┌────────

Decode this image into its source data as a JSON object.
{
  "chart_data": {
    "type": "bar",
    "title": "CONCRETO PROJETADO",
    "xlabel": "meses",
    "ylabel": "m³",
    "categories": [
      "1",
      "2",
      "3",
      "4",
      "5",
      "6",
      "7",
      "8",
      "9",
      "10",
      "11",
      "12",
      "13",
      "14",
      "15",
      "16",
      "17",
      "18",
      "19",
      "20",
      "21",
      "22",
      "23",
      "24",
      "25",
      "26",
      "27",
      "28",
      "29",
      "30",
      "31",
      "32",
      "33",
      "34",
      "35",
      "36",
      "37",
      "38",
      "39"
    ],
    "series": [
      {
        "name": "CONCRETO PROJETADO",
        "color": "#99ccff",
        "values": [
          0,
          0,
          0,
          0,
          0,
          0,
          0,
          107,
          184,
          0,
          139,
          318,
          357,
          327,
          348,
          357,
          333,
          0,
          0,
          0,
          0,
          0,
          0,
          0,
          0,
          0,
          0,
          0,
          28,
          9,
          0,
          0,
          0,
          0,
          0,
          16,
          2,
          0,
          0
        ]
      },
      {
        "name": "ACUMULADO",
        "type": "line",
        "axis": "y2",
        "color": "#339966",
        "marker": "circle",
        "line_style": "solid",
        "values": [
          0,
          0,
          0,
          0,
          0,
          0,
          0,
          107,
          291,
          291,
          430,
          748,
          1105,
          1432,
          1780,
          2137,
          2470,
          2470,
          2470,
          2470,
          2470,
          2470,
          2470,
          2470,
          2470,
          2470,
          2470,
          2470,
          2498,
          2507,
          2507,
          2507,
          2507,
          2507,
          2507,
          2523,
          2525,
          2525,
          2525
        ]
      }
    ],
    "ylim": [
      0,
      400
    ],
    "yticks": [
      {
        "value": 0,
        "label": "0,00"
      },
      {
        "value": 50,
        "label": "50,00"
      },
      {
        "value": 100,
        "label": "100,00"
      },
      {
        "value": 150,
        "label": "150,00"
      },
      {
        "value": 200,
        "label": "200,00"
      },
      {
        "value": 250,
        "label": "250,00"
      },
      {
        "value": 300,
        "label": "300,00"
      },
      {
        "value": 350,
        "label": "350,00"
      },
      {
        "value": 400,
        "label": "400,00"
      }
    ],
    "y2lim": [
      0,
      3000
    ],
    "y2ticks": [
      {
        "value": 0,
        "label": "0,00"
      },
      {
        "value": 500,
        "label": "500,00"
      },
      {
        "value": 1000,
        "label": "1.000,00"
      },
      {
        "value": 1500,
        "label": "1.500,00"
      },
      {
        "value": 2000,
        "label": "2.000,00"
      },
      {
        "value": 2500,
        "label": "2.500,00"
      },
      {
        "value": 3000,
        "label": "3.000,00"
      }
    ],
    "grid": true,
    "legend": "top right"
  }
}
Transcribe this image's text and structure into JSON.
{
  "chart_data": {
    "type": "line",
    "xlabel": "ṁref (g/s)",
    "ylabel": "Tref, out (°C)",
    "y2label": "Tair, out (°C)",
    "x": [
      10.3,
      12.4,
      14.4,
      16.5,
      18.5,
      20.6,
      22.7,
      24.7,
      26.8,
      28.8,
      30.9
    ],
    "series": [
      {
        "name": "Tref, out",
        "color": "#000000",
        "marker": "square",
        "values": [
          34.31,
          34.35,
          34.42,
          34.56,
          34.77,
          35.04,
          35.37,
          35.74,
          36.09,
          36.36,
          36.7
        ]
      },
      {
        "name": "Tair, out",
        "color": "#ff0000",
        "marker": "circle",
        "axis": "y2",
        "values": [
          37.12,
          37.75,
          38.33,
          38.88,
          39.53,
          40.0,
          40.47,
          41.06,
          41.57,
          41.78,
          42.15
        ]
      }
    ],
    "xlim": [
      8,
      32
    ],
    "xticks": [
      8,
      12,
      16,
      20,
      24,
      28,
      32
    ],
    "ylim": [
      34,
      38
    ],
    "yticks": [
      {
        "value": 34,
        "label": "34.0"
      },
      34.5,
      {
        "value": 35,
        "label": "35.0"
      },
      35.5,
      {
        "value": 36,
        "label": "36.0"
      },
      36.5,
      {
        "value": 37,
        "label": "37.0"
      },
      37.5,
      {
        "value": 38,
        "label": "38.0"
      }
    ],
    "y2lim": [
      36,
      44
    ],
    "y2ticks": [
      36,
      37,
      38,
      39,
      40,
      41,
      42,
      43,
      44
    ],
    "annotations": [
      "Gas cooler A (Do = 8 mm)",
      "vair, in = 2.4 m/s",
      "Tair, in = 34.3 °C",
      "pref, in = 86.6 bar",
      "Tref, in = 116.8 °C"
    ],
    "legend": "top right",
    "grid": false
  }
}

└────────

**Job**. Copy out all of the data exactly, leaving nothing out.

**Response**.
Decode this image into its source data as a JSON object.
{
  "chart_data": {
    "type": "bar",
    "title": "CONCRETO PROJETADO",
    "xlabel": "meses",
    "ylabel": "m³",
    "categories": [
      "1",
      "2",
      "3",
      "4",
      "5",
      "6",
      "7",
      "8",
      "9",
      "10",
      "11",
      "12",
      "13",
      "14",
      "15",
      "16",
      "17",
      "18",
      "19",
      "20",
      "21",
      "22",
      "23",
      "24",
      "25",
      "26",
      "27",
      "28",
      "29",
      "30",
      "31",
      "32",
      "33",
      "34",
      "35",
      "36",
      "37",
      "38",
      "39"
    ],
    "series": [
      {
        "name": "CONCRETO PROJETADO",
        "color": "#99ccff",
        "values": [
          0,
          0,
          0,
          0,
          0,
          0,
          0,
          107,
          184,
          0,
          139,
          318,
          357,
          327,
          348,
          357,
          333,
          0,
          0,
          0,
          0,
          0,
          0,
          0,
          0,
          0,
          0,
          0,
          28,
          9,
          0,
          0,
          0,
          0,
          0,
          16,
          2,
          0,
          0
        ]
      },
      {
        "name": "ACUMULADO",
        "type": "line",
        "axis": "y2",
        "color": "#339966",
        "marker": "circle",
        "line_style": "solid",
        "values": [
          0,
          0,
          0,
          0,
          0,
          0,
          0,
          107,
          291,
          291,
          430,
          748,
          1105,
          1432,
          1780,
          2137,
          2470,
          2470,
          2470,
          2470,
          2470,
          2470,
          2470,
          2470,
          2470,
          2470,
          2470,
          2470,
          2498,
          2507,
          2507,
          2507,
          2507,
          2507,
          2507,
          2523,
          2525,
          2525,
          2525
        ]
      }
    ],
    "ylim": [
      0,
      400
    ],
    "yticks": [
      {
        "value": 0,
        "label": "0,00"
      },
      {
        "value": 50,
        "label": "50,00"
      },
      {
        "value": 100,
        "label": "100,00"
      },
      {
        "value": 150,
        "label": "150,00"
      },
      {
        "value": 200,
        "label": "200,00"
      },
      {
        "value": 250,
        "label": "250,00"
      },
      {
        "value": 300,
        "label": "300,00"
      },
      {
        "value": 350,
        "label": "350,00"
      },
      {
        "value": 400,
        "label": "400,00"
      }
    ],
    "y2lim": [
      0,
      3000
    ],
    "y2ticks": [
      {
        "value": 0,
        "label": "0,00"
      },
      {
        "value": 500,
        "label": "500,00"
      },
      {
        "value": 1000,
        "label": "1.000,00"
      },
      {
        "value": 1500,
        "label": "1.500,00"
      },
      {
        "value": 2000,
        "label": "2.000,00"
      },
      {
        "value": 2500,
        "label": "2.500,00"
      },
      {
        "value": 3000,
        "label": "3.000,00"
      }
    ],
    "grid": true,
    "legend": "top right"
  }
}
Transcribe this image's text and structure into JSON.
{
  "chart_data": {
    "type": "line",
    "xlabel": "ṁref (g/s)",
    "ylabel": "Tref, out (°C)",
    "y2label": "Tair, out (°C)",
    "x": [
      10.3,
      12.4,
      14.4,
      16.5,
      18.5,
      20.6,
      22.7,
      24.7,
      26.8,
      28.8,
      30.9
    ],
    "series": [
      {
        "name": "Tref, out",
        "color": "#000000",
        "marker": "square",
        "values": [
          34.31,
          34.35,
          34.42,
          34.56,
          34.77,
          35.04,
          35.37,
          35.74,
          36.09,
          36.36,
          36.7
        ]
      },
      {
        "name": "Tair, out",
        "color": "#ff0000",
        "marker": "circle",
        "axis": "y2",
        "values": [
          37.12,
          37.75,
          38.33,
          38.88,
          39.53,
          40.0,
          40.47,
          41.06,
          41.57,
          41.78,
          42.15
        ]
      }
    ],
    "xlim": [
      8,
      32
    ],
    "xticks": [
      8,
      12,
      16,
      20,
      24,
      28,
      32
    ],
    "ylim": [
      34,
      38
    ],
    "yticks": [
      {
        "value": 34,
        "label": "34.0"
      },
      34.5,
      {
        "value": 35,
        "label": "35.0"
      },
      35.5,
      {
        "value": 36,
        "label": "36.0"
      },
      36.5,
      {
        "value": 37,
        "label": "37.0"
      },
      37.5,
      {
        "value": 38,
        "label": "38.0"
      }
    ],
    "y2lim": [
      36,
      44
    ],
    "y2ticks": [
      36,
      37,
      38,
      39,
      40,
      41,
      42,
      43,
      44
    ],
    "annotations": [
      "Gas cooler A (Do = 8 mm)",
      "vair, in = 2.4 m/s",
      "Tair, in = 34.3 °C",
      "pref, in = 86.6 bar",
      "Tref, in = 116.8 °C"
    ],
    "legend": "top right",
    "grid": false
  }
}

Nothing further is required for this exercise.